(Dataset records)
— BEGIN —

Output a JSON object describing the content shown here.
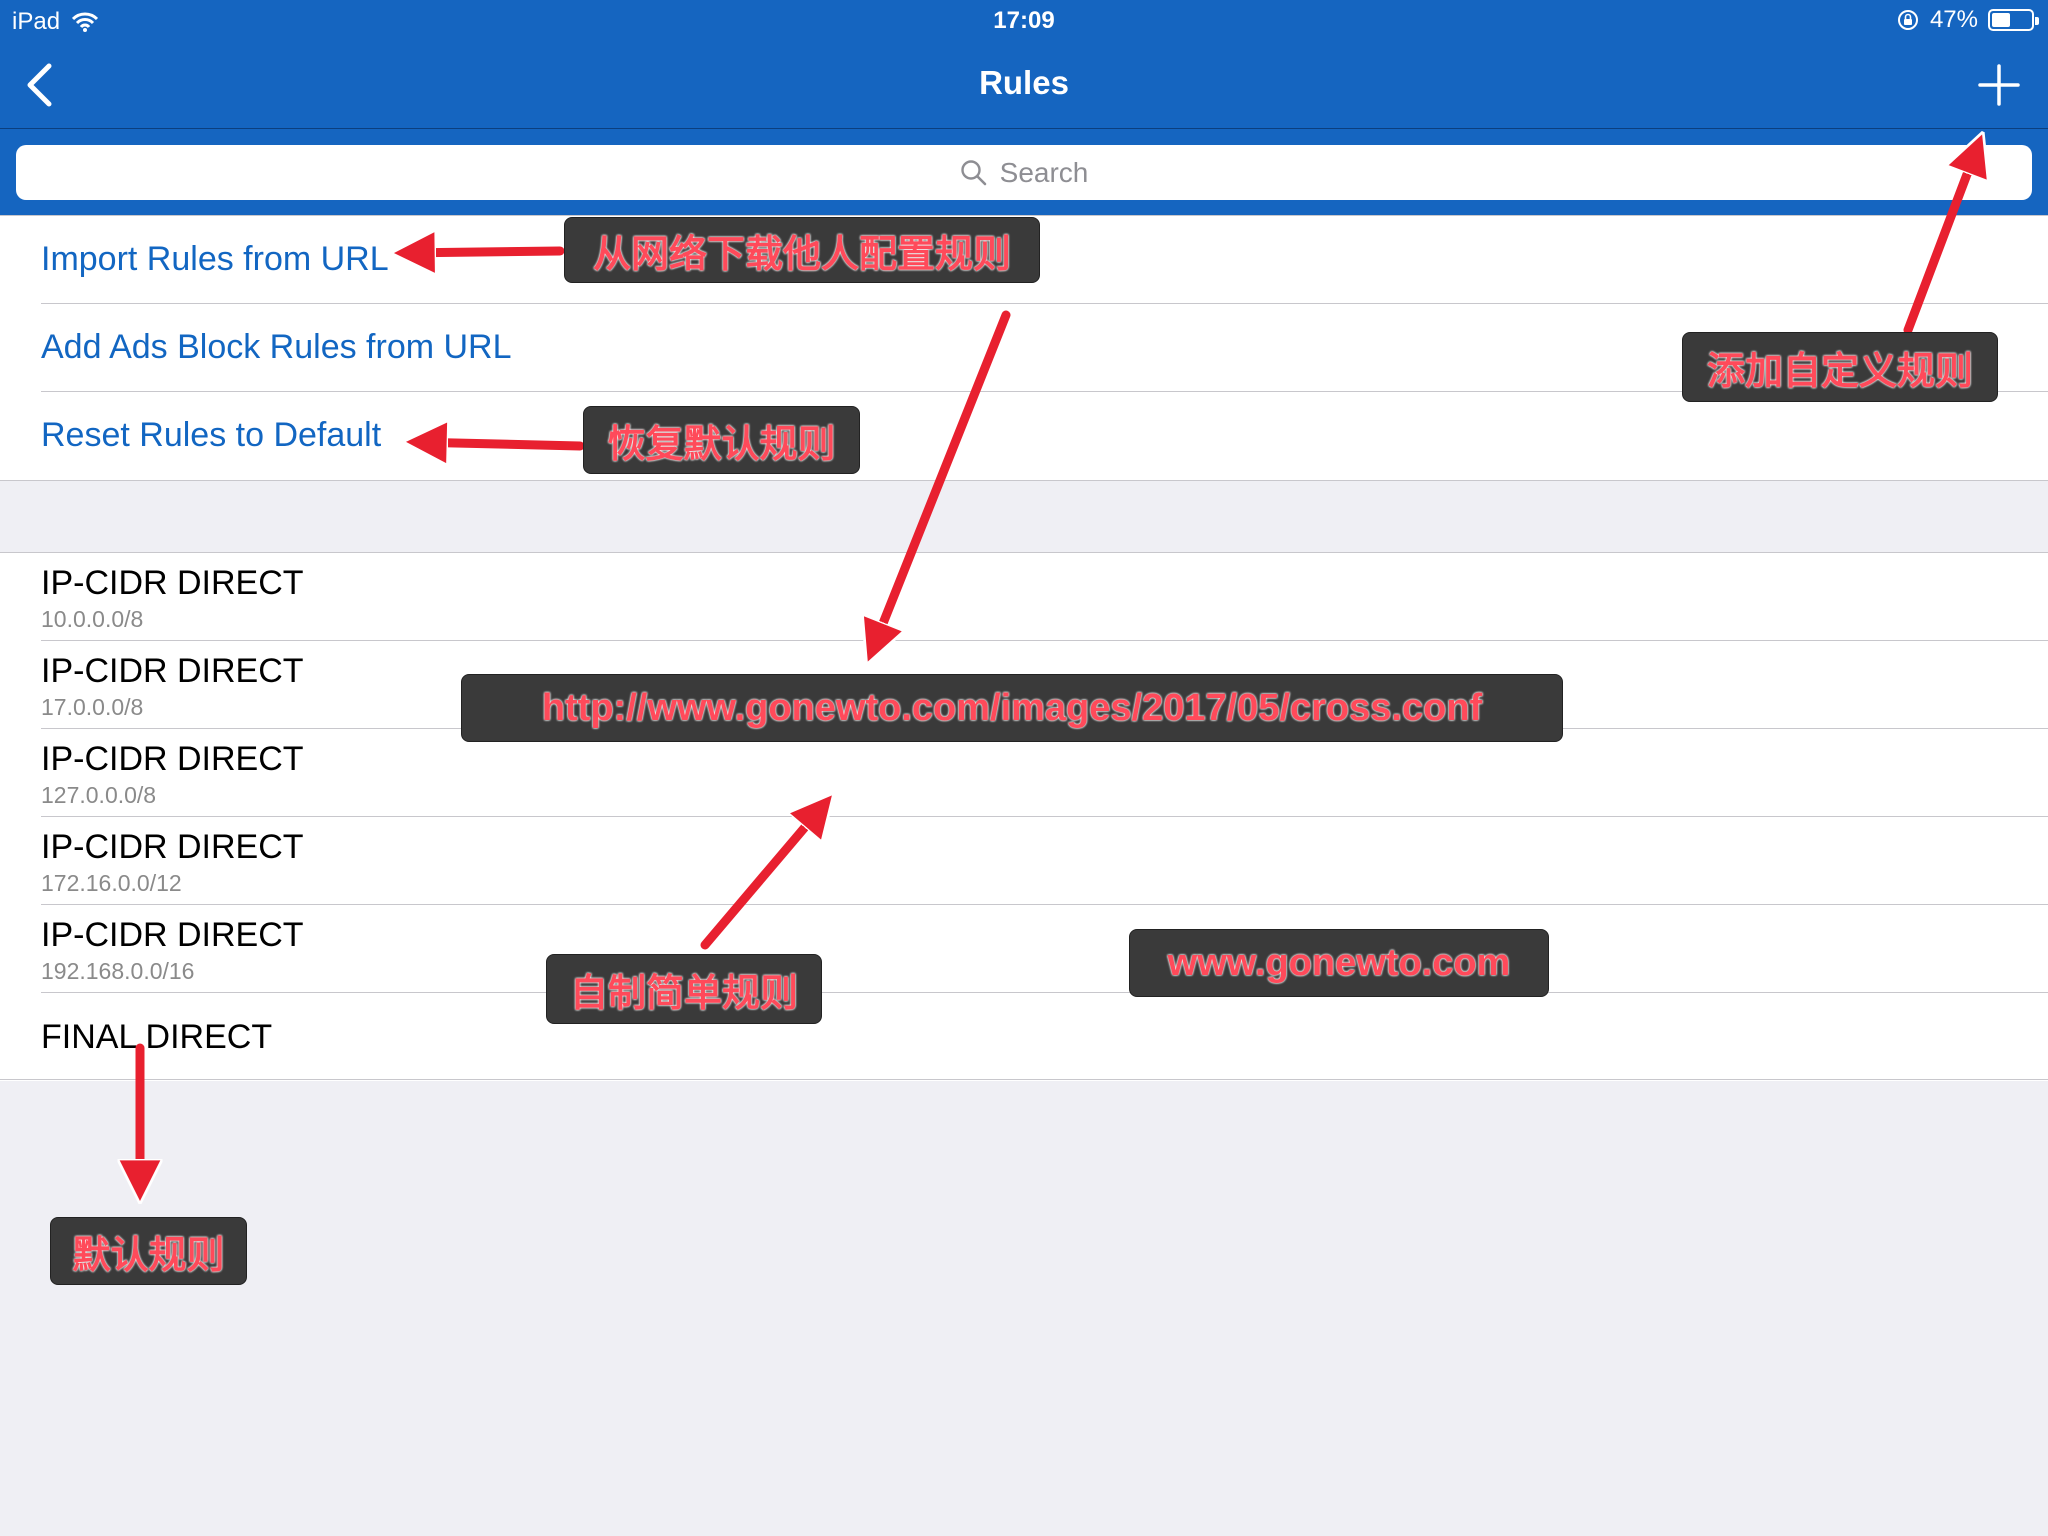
{
  "status_bar": {
    "device": "iPad",
    "time": "17:09",
    "battery_text": "47%",
    "battery_level": 0.47
  },
  "nav": {
    "title": "Rules",
    "back_icon": "chevron-left-icon",
    "add_icon": "plus-icon"
  },
  "search": {
    "placeholder": "Search"
  },
  "actions": [
    {
      "label": "Import Rules from URL"
    },
    {
      "label": "Add Ads Block Rules from URL"
    },
    {
      "label": "Reset Rules to Default"
    }
  ],
  "rules": [
    {
      "title": "IP-CIDR DIRECT",
      "value": "10.0.0.0/8"
    },
    {
      "title": "IP-CIDR DIRECT",
      "value": "17.0.0.0/8"
    },
    {
      "title": "IP-CIDR DIRECT",
      "value": "127.0.0.0/8"
    },
    {
      "title": "IP-CIDR DIRECT",
      "value": "172.16.0.0/12"
    },
    {
      "title": "IP-CIDR DIRECT",
      "value": "192.168.0.0/16"
    }
  ],
  "final_rule": {
    "title": "FINAL DIRECT"
  },
  "annotations": {
    "import": "从网络下载他人配置规则",
    "add_custom": "添加自定义规则",
    "reset": "恢复默认规则",
    "url": "http://www.gonewto.com/images/2017/05/cross.conf",
    "self_made": "自制简单规则",
    "watermark": "www.gonewto.com",
    "default": "默认规则"
  },
  "colors": {
    "nav_blue": "#1565c0",
    "link_blue": "#1266c2",
    "arrow_red": "#e8202f",
    "callout_bg": "#3a3a3a",
    "callout_text": "#ff4a5a"
  }
}
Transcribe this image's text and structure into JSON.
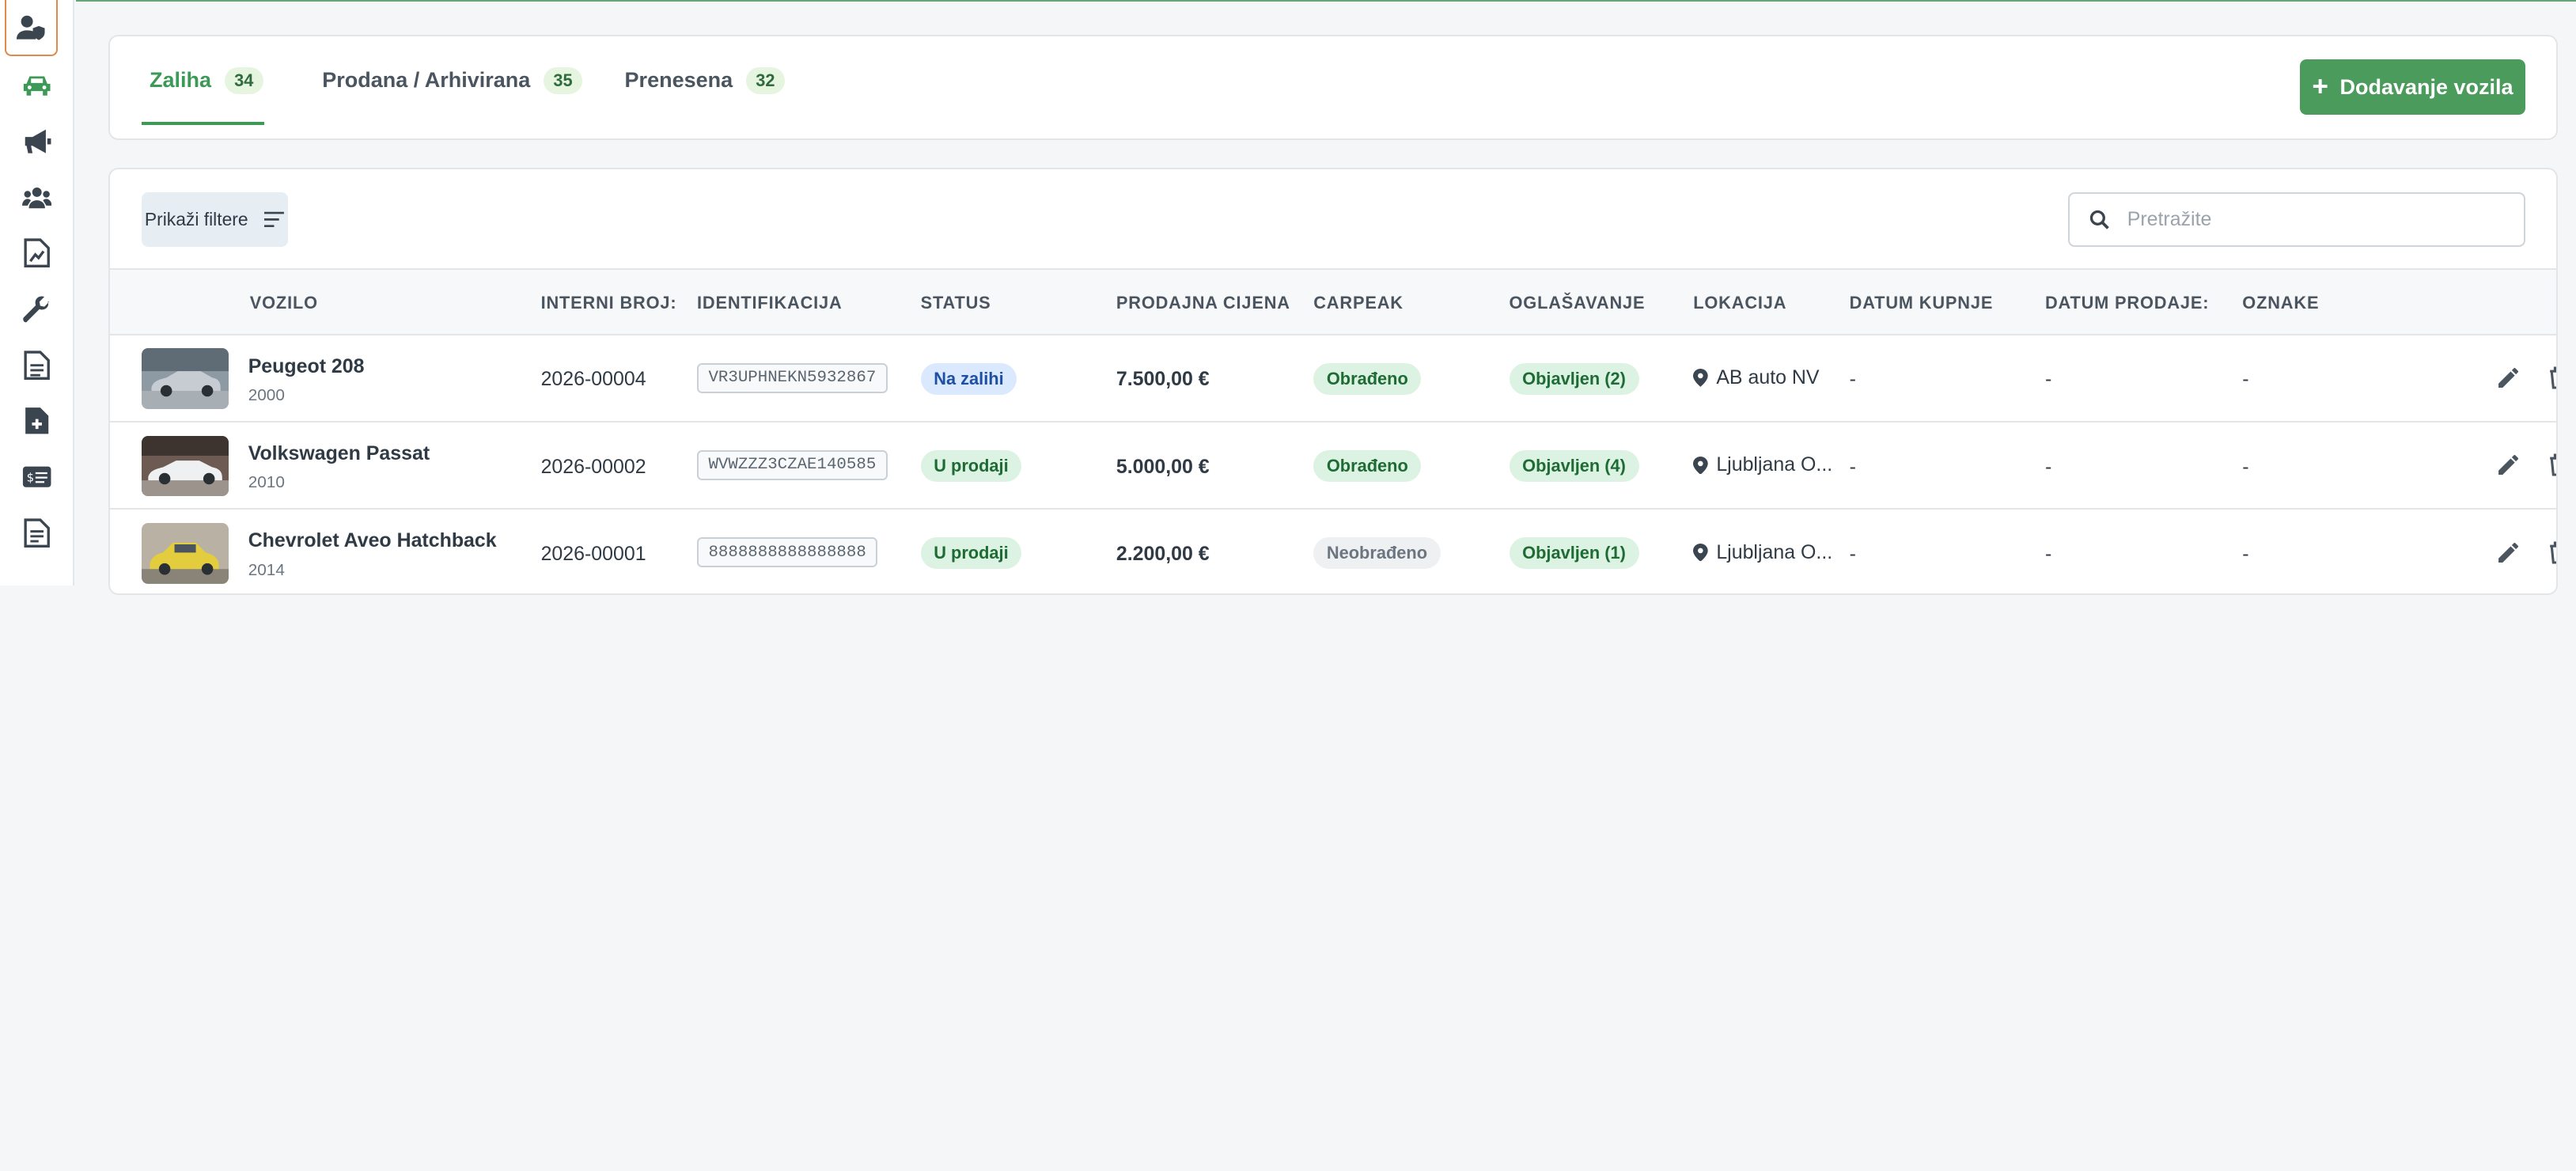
{
  "colors": {
    "accent": "#3d9956",
    "button": "#4b9b5c",
    "status_blue_bg": "#dbe9ff",
    "status_blue_text": "#1f4fa3",
    "status_green_bg": "#dcf3e3",
    "status_green_text": "#1e6b34",
    "status_grey_bg": "#eef0f2",
    "status_grey_text": "#6b7680"
  },
  "sidebar": {
    "items": [
      {
        "icon": "user-shield-icon"
      },
      {
        "icon": "car-icon"
      },
      {
        "icon": "megaphone-icon"
      },
      {
        "icon": "users-icon"
      },
      {
        "icon": "file-chart-icon"
      },
      {
        "icon": "wrench-icon"
      },
      {
        "icon": "document-icon"
      },
      {
        "icon": "file-plus-icon"
      },
      {
        "icon": "money-card-icon"
      },
      {
        "icon": "clipboard-icon"
      }
    ]
  },
  "tabs": [
    {
      "label": "Zaliha",
      "count": "34"
    },
    {
      "label": "Prodana / Arhivirana",
      "count": "35"
    },
    {
      "label": "Prenesena",
      "count": "32"
    }
  ],
  "add_button": {
    "label": "Dodavanje vozila"
  },
  "filter_button": {
    "label": "Prikaži filtere"
  },
  "search": {
    "placeholder": "Pretražite",
    "value": ""
  },
  "columns": [
    "VOZILO",
    "INTERNI BROJ:",
    "IDENTIFIKACIJA",
    "STATUS",
    "PRODAJNA CIJENA",
    "CARPEAK",
    "OGLAŠAVANJE",
    "LOKACIJA",
    "DATUM KUPNJE",
    "DATUM PRODAJE:",
    "OZNAKE"
  ],
  "rows": [
    {
      "name": "Peugeot 208",
      "year": "2000",
      "internal": "2026-00004",
      "vin": "VR3UPHNEKN5932867",
      "status": "Na zalihi",
      "status_kind": "blue",
      "price": "7.500,00 €",
      "carpeak": "Obrađeno",
      "carpeak_kind": "green",
      "ads": "Objavljen (2)",
      "location": "AB auto NV",
      "buy_date": "-",
      "sell_date": "-",
      "tags": "-"
    },
    {
      "name": "Volkswagen Passat",
      "year": "2010",
      "internal": "2026-00002",
      "vin": "WVWZZZ3CZAE140585",
      "status": "U prodaji",
      "status_kind": "green",
      "price": "5.000,00 €",
      "carpeak": "Obrađeno",
      "carpeak_kind": "green",
      "ads": "Objavljen (4)",
      "location": "Ljubljana O...",
      "buy_date": "-",
      "sell_date": "-",
      "tags": "-"
    },
    {
      "name": "Chevrolet Aveo Hatchback",
      "year": "2014",
      "internal": "2026-00001",
      "vin": "8888888888888888",
      "status": "U prodaji",
      "status_kind": "green",
      "price": "2.200,00 €",
      "carpeak": "Neobrađeno",
      "carpeak_kind": "grey",
      "ads": "Objavljen (1)",
      "location": "Ljubljana O...",
      "buy_date": "-",
      "sell_date": "-",
      "tags": "-"
    }
  ]
}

— END —

Which lines in the listing above hold the word "label"? Show each of them.

_Result of this exercise_:
      "label": "Import Rules from URL"
      "label": "Add Ads Block Rules from URL"
      "label": "Reset Rules to Default"
      "label": "Zaliha",
      "label": "Prodana / Arhivirana",
      "label": "Prenesena",
    "label": "Dodavanje vozila"
    "label": "Prikaži filtere"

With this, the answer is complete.